ЗАДАНИЯ К ВЫПОЛНЕНИЮ:
a – Воспроизведите без изменений записи от самого начала до строки с «series-line xyxy=(77,157,748,363)» включительно.
b – Продолжите текст об образе Людовика XI в романах и школьных учебниках, начав сразу после его последнего предложения.

ДОКУМЕНТ:
Тон был задан, оставалось расписать яркими красками очерченные контуры. Романы о Людовике XI и его правлении, игравшие тогда роль учебников истории, пользовались таким успехом, что мы до сих пор храним в памяти их образы и суждения. Забывая при этом, что ни один из авторов, в особенности наименее знаменитые среди них, даже не пытался хоть как-то отразить историческую истину. Главное было нравиться, отвечать ожиданиям. Все писали как романисты, мастера слова, творцы образов и эпохи, охотно и искусно принося жертвы желанию сгустить краски, подчеркнуть все «готическое», средневековое, мрачное. Все неустанно повторяли те же самые истории о тюрьмах и пытках, а их герои собирались на мрачные советы в низких залах полуразрушенных дворцов.
Виктор Гюго («Собор Парижской Богоматери», 1831) тоже дал волю своему богатому воображению, чтобы создать весьма своеобразную картину «Средних веков»: таинственный и немного пугающий Париж, собор, мрачный и запретный мир, король без славы и чести, которому служат настоящие разбойники. Замечательные картины (Двор чудес, Гревская площадь, дворцовый суд), в которые прекрасно вписывается образ Людовика XI. Но достигается это ценой настоящей перекройки прошлого, к которой впоследствии систематически прибегали и некоторые крупные историки.
Эта мрачная легенда получила прочное основание и приобрела законченную форму у сочинителей школьных учебников. Предлагаемый в учебниках образ — надуманный, с выпяченными отдельными чертами — отныне выглядит еще более контрастно. Людовик XI остается жестоким, хитрым, кровожадным тираном, но при этом становится нелепым святошей, предающимся диковинному благочестию, упорным собирателем реликвий. Однако, как множество христиан того времени и во всяком случае как все современные ему государи и многие епископы, он лицемерит, не веря по-настоящему. Однажды, когда в его присутствии читали молитву, прося для него здоровья тела и души, он решительно оборвал священников: «Телесного здоровья достаточно; не стоит надоедать святым, прося у них слишком много одновременно». И «он совершал всякого рода преступления, взывая к Деве Марии». Все это благочестие, все посещения святилищ и пожертвования были конечно же позой, просто кривляньем.

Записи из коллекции
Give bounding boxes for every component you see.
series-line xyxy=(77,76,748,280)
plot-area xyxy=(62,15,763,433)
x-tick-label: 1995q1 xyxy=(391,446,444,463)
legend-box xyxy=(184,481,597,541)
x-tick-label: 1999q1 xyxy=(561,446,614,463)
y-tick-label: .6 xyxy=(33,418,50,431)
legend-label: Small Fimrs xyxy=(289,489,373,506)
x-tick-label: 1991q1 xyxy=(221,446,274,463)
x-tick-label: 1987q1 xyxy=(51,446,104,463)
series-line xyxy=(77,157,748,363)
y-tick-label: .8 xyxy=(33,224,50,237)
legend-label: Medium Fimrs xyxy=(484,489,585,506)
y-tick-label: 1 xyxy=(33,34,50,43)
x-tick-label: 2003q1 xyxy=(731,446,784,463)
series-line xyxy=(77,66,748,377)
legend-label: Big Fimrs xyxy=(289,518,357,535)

ОТВЕТЫ ПО ПОРЯДКУ:
a –
Give bounding boxes for every component you see.
series-line xyxy=(77,76,748,280)
plot-area xyxy=(62,15,763,433)
x-tick-label: 1995q1 xyxy=(391,446,444,463)
legend-box xyxy=(184,481,597,541)
x-tick-label: 1999q1 xyxy=(561,446,614,463)
y-tick-label: .6 xyxy=(33,418,50,431)
legend-label: Small Fimrs xyxy=(289,489,373,506)
x-tick-label: 1991q1 xyxy=(221,446,274,463)
x-tick-label: 1987q1 xyxy=(51,446,104,463)
series-line xyxy=(77,157,748,363)

b –
Еще одно утверждение, не терпящее возражений и до сих пор повторяемое как аксиома: король заставил народ голодать; он задушил несчастных крестьян налогами, которых они не могли уплатить. Страна погрязла в нищете. Каждый дрожал от ужаса при мысли о требованиях судебных приставов короля и уже видел себя разоренным. «В некоторых краях взамен скота, который безжалостно отбирали сборщики налогов, пахарь впрягал в плуг своих сыновей или жену. Иные осмеливались возделывать свою землю лишь по ночам, из страха, что их увидят и обложат еще более тяжелым налогом». Видно, что этот монарх был не лучше других королей, принцев и вельмож при Старом режиме, главной заботой которых было разорять страну, чтобы слаще пировать. Эта мысль, повторенная сотни раз на все лады, преподанная повсюду в разных видах, крепко засела в голове. Мы все еще в это верим... Ни на минуту не задумываясь о том, что люди, которые в конце XIX века старательно выстраивали строжайшую налоговую систему, должны были обладать большой наглостью, чтобы осмелиться так говорить о минувших временах. И еще больше лицемерия и плутовства требуется нынешним господам, которые призывают нас пожалеть несчастных крестьян из прошлого, «задушенных» налогами, тогда как всевозможные поборы, налоги и взносы растут их заботами из года в год — ни в один период своей истории Франция не знала подобного.